Figure collection entries:
+++
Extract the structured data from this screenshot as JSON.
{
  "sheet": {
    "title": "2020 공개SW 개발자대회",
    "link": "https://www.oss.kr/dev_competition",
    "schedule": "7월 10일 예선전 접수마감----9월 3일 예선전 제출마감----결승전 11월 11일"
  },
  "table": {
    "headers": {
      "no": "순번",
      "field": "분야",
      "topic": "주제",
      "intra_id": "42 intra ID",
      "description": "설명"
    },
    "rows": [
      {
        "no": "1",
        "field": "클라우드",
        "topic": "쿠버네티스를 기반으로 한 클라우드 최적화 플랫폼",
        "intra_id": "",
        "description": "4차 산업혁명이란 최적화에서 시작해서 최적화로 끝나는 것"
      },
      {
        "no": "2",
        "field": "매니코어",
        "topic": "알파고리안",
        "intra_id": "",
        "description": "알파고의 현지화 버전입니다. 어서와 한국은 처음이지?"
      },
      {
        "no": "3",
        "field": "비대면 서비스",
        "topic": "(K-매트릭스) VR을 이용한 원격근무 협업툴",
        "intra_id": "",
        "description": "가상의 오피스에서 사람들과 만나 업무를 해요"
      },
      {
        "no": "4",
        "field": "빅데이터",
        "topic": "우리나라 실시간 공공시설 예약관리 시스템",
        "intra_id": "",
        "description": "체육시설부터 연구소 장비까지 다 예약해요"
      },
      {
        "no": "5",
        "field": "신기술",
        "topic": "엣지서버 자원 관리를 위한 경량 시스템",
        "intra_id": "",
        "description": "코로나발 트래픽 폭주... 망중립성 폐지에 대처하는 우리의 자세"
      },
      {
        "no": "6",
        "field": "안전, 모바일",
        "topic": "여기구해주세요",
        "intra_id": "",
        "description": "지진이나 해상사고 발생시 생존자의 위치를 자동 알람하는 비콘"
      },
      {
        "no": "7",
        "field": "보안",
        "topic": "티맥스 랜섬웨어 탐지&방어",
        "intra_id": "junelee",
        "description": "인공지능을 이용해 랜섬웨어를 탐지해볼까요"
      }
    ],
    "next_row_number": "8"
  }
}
+++
Short problem: Pull out every line of the records that includes the string "description".

Answer for this exercise:
      "description": "설명"
        "description": "4차 산업혁명이란 최적화에서 시작해서 최적화로 끝나는 것"
        "description": "알파고의 현지화 버전입니다. 어서와 한국은 처음이지?"
        "description": "가상의 오피스에서 사람들과 만나 업무를 해요"
        "description": "체육시설부터 연구소 장비까지 다 예약해요"
        "description": "코로나발 트래픽 폭주... 망중립성 폐지에 대처하는 우리의 자세"
        "description": "지진이나 해상사고 발생시 생존자의 위치를 자동 알람하는 비콘"
        "description": "인공지능을 이용해 랜섬웨어를 탐지해볼까요"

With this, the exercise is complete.